• WHAT IS REQUIRED
Copy every row below word for word, but leave out the pictures.
** START OF MATERIAL FOR THIS TASK **
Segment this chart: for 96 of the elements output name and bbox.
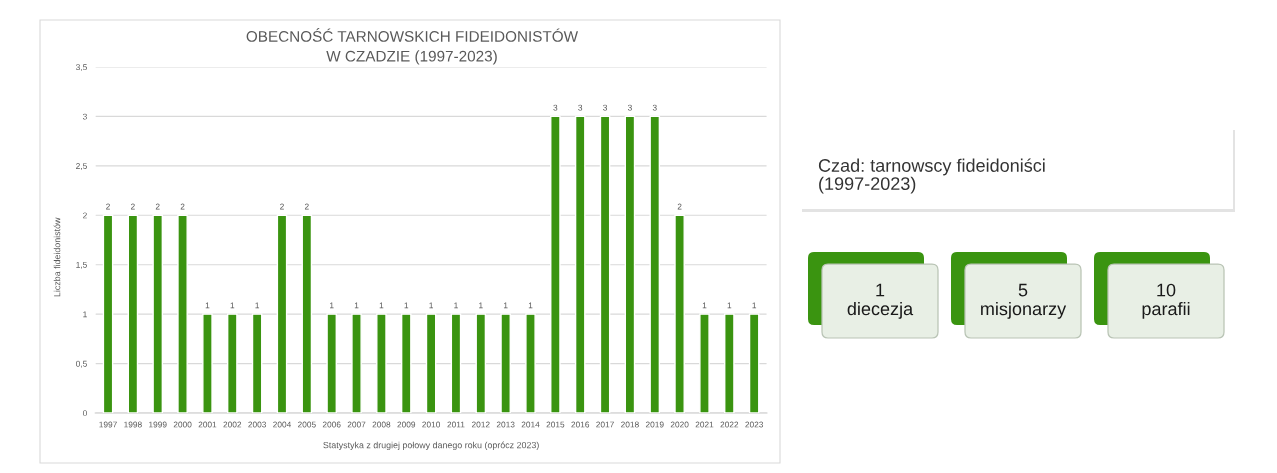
- bar: [475, 313, 487, 413]
- x-tick-label: 2023: [745, 421, 764, 428]
- data-label: 2: [106, 203, 110, 210]
- data-label: 1: [752, 302, 757, 309]
- data-label: 3: [627, 104, 632, 111]
- bar: [574, 115, 586, 413]
- bar: [226, 313, 238, 413]
- x-tick-label: 2001: [198, 421, 217, 428]
- chart-title: OBECNOŚĆ TARNOWSKICH FIDEIDONISTÓW W CZADZIE (1997-2023): [246, 27, 579, 65]
- data-label: 3: [553, 104, 558, 111]
- x-tick-label: 2018: [621, 421, 639, 428]
- x-tick-label: 2011: [447, 421, 465, 428]
- bar: [127, 214, 139, 413]
- x-tick-label: 2004: [273, 421, 292, 428]
- x-tick-label: 2013: [496, 421, 515, 428]
- data-label: 2: [304, 203, 309, 210]
- bar: [550, 115, 561, 413]
- y-tick-label: 0: [82, 410, 87, 417]
- bar: [202, 313, 213, 413]
- bar: [674, 214, 685, 413]
- x-tick-label: 2015: [546, 421, 565, 428]
- text: 10 parafii: [1142, 283, 1190, 319]
- x-tick-label: 2006: [322, 421, 341, 428]
- data-label: 2: [130, 203, 135, 210]
- bar: [525, 313, 536, 413]
- bar: [748, 313, 760, 413]
- data-label: 1: [230, 302, 235, 309]
- text: 5 misjonarzy: [981, 283, 1067, 319]
- x-tick-label: 2008: [372, 421, 391, 428]
- bar: [400, 313, 412, 413]
- x-tick-label: 2003: [248, 421, 267, 428]
- data-label: 1: [479, 302, 483, 309]
- x-tick-label: 2010: [422, 421, 441, 428]
- data-label: 1: [503, 302, 508, 309]
- data-label: 1: [379, 302, 384, 309]
- x-tick-label: 1997: [99, 421, 117, 428]
- bar: [450, 313, 462, 413]
- bar: [724, 313, 735, 413]
- data-label: 2: [155, 203, 160, 210]
- x-tick-label: 1998: [124, 421, 142, 428]
- bar: [351, 313, 362, 413]
- y-tick-label: 0,5: [76, 360, 87, 368]
- x-tick-label: 2021: [695, 421, 714, 428]
- y-tick-label: 3: [82, 113, 87, 120]
- data-label: 1: [404, 302, 409, 309]
- x-tick-label: 2020: [670, 421, 689, 428]
- bar: [624, 115, 636, 413]
- x-tick-label: 2002: [223, 421, 242, 428]
- y-tick-label: 1,5: [76, 262, 87, 269]
- bar: [599, 115, 611, 413]
- bar: [649, 115, 661, 413]
- x-tick-label: 2009: [397, 421, 416, 428]
- x-tick-label: 2000: [173, 421, 192, 428]
- data-label: 2: [677, 203, 682, 210]
- bar: [276, 214, 288, 413]
- data-label: 1: [702, 302, 707, 309]
- data-label: 3: [652, 104, 657, 111]
- x-tick-label: 2007: [347, 421, 366, 428]
- x-tick-label: 2012: [471, 421, 490, 428]
- x-tick-label: 2022: [720, 421, 739, 428]
- bar: [177, 214, 188, 413]
- x-axis-title: Statystyka z drugiej połowy danego roku (oprócz 2023): [323, 441, 539, 450]
- bar: [301, 214, 313, 413]
- text: 1 diecezja: [847, 283, 914, 319]
- y-tick-label: 2,5: [76, 163, 87, 170]
- bar: [102, 214, 114, 413]
- x-tick-label: 2016: [571, 421, 590, 428]
- data-label: 2: [280, 203, 284, 210]
- bar: [326, 313, 337, 413]
- x-tick-label: 1999: [149, 421, 167, 428]
- bar: [251, 313, 263, 413]
- x-tick-label: 2019: [645, 421, 664, 428]
- data-label: 1: [454, 302, 458, 309]
- bar: [425, 313, 437, 413]
- text: Czad: tarnowscy fideidoniści (1997-2023): [818, 158, 1045, 194]
- data-label: 3: [578, 104, 583, 111]
- data-label: 1: [429, 302, 434, 309]
- data-label: 2: [180, 203, 185, 210]
- data-label: 1: [330, 302, 334, 309]
- data-label: 1: [528, 302, 533, 309]
- x-tick-label: 2005: [297, 421, 316, 428]
- data-label: 1: [727, 302, 732, 309]
- bar: [500, 313, 511, 413]
- y-axis-title: Liczba fideidonistów: [53, 217, 61, 297]
- data-label: 1: [205, 302, 210, 309]
- x-tick-label: 2014: [521, 421, 540, 428]
- data-label: 1: [354, 302, 359, 309]
- data-label: 1: [255, 302, 260, 309]
- bar: [152, 214, 164, 413]
- y-tick-label: 1: [83, 311, 87, 318]
- bar: [376, 313, 387, 413]
- y-tick-label: 2: [83, 212, 87, 219]
- x-tick-label: 2017: [596, 421, 614, 428]
- y-tick-label: 3,5: [76, 64, 87, 72]
- bar: [699, 313, 710, 413]
- data-label: 3: [603, 104, 608, 111]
** END OF MATERIAL FOR THIS TASK **
• CORRECT OUTPUT
Segment this chart: for 96 of the elements output name and bbox.
- bar: [475, 313, 487, 413]
- x-tick-label: 2023: [745, 421, 764, 428]
- data-label: 2: [106, 203, 110, 210]
- data-label: 1: [752, 302, 757, 309]
- data-label: 3: [627, 104, 632, 111]
- bar: [574, 115, 586, 413]
- bar: [226, 313, 238, 413]
- x-tick-label: 2001: [198, 421, 217, 428]
- chart-title: OBECNOŚĆ TARNOWSKICH FIDEIDONISTÓW W CZADZIE (1997-2023): [246, 27, 579, 65]
- data-label: 3: [553, 104, 558, 111]
- x-tick-label: 2018: [621, 421, 639, 428]
- x-tick-label: 2011: [447, 421, 465, 428]
- bar: [127, 214, 139, 413]
- x-tick-label: 2004: [273, 421, 292, 428]
- x-tick-label: 2013: [496, 421, 515, 428]
- data-label: 2: [304, 203, 309, 210]
- bar: [550, 115, 561, 413]
- y-tick-label: 0: [82, 410, 87, 417]
- bar: [202, 313, 213, 413]
- bar: [674, 214, 685, 413]
- x-tick-label: 2015: [546, 421, 565, 428]
- text: 10 parafii: [1142, 283, 1190, 319]
- x-tick-label: 2006: [322, 421, 341, 428]
- data-label: 2: [130, 203, 135, 210]
- bar: [525, 313, 536, 413]
- bar: [748, 313, 760, 413]
- data-label: 1: [230, 302, 235, 309]
- text: 5 misjonarzy: [981, 283, 1067, 319]
- x-tick-label: 2008: [372, 421, 391, 428]
- bar: [400, 313, 412, 413]
- x-tick-label: 2003: [248, 421, 267, 428]
- data-label: 1: [479, 302, 483, 309]
- x-tick-label: 2010: [422, 421, 441, 428]
- data-label: 1: [503, 302, 508, 309]
- data-label: 1: [379, 302, 384, 309]
- x-tick-label: 1997: [99, 421, 117, 428]
- bar: [450, 313, 462, 413]
- bar: [724, 313, 735, 413]
- data-label: 2: [155, 203, 160, 210]
- x-tick-label: 1998: [124, 421, 142, 428]
- bar: [351, 313, 362, 413]
- y-tick-label: 0,5: [76, 360, 87, 368]
- x-tick-label: 2021: [695, 421, 714, 428]
- y-tick-label: 3: [82, 113, 87, 120]
- data-label: 1: [404, 302, 409, 309]
- x-tick-label: 2020: [670, 421, 689, 428]
- bar: [624, 115, 636, 413]
- x-tick-label: 2002: [223, 421, 242, 428]
- y-tick-label: 1,5: [76, 262, 87, 269]
- bar: [599, 115, 611, 413]
- bar: [649, 115, 661, 413]
- x-tick-label: 2009: [397, 421, 416, 428]
- x-tick-label: 2000: [173, 421, 192, 428]
- data-label: 2: [677, 203, 682, 210]
- bar: [276, 214, 288, 413]
- data-label: 1: [702, 302, 707, 309]
- data-label: 3: [652, 104, 657, 111]
- x-tick-label: 2007: [347, 421, 366, 428]
- x-tick-label: 2012: [471, 421, 490, 428]
- x-tick-label: 2022: [720, 421, 739, 428]
- bar: [177, 214, 188, 413]
- x-axis-title: Statystyka z drugiej połowy danego roku (oprócz 2023): [323, 441, 539, 450]
- bar: [301, 214, 313, 413]
- text: 1 diecezja: [847, 283, 914, 319]
- y-tick-label: 2,5: [76, 163, 87, 170]
- bar: [102, 214, 114, 413]
- x-tick-label: 2016: [571, 421, 590, 428]
- data-label: 2: [280, 203, 284, 210]
- bar: [326, 313, 337, 413]
- x-tick-label: 1999: [149, 421, 167, 428]
- bar: [251, 313, 263, 413]
- x-tick-label: 2019: [645, 421, 664, 428]
- data-label: 1: [454, 302, 458, 309]
- bar: [425, 313, 437, 413]
- text: Czad: tarnowscy fideidoniści (1997-2023): [818, 158, 1045, 194]
- data-label: 3: [578, 104, 583, 111]
- data-label: 1: [429, 302, 434, 309]
- data-label: 2: [180, 203, 185, 210]
- data-label: 1: [330, 302, 334, 309]
- data-label: 1: [528, 302, 533, 309]
- x-tick-label: 2005: [297, 421, 316, 428]
- data-label: 1: [727, 302, 732, 309]
- bar: [500, 313, 511, 413]
- y-axis-title: Liczba fideidonistów: [53, 217, 61, 297]
- data-label: 1: [205, 302, 210, 309]
- x-tick-label: 2014: [521, 421, 540, 428]
- data-label: 1: [354, 302, 359, 309]
- data-label: 1: [255, 302, 260, 309]
- bar: [152, 214, 164, 413]
- y-tick-label: 1: [83, 311, 87, 318]
- bar: [376, 313, 387, 413]
- y-tick-label: 2: [83, 212, 87, 219]
- x-tick-label: 2017: [596, 421, 614, 428]
- y-tick-label: 3,5: [76, 64, 87, 72]
- bar: [699, 313, 710, 413]
- data-label: 3: [603, 104, 608, 111]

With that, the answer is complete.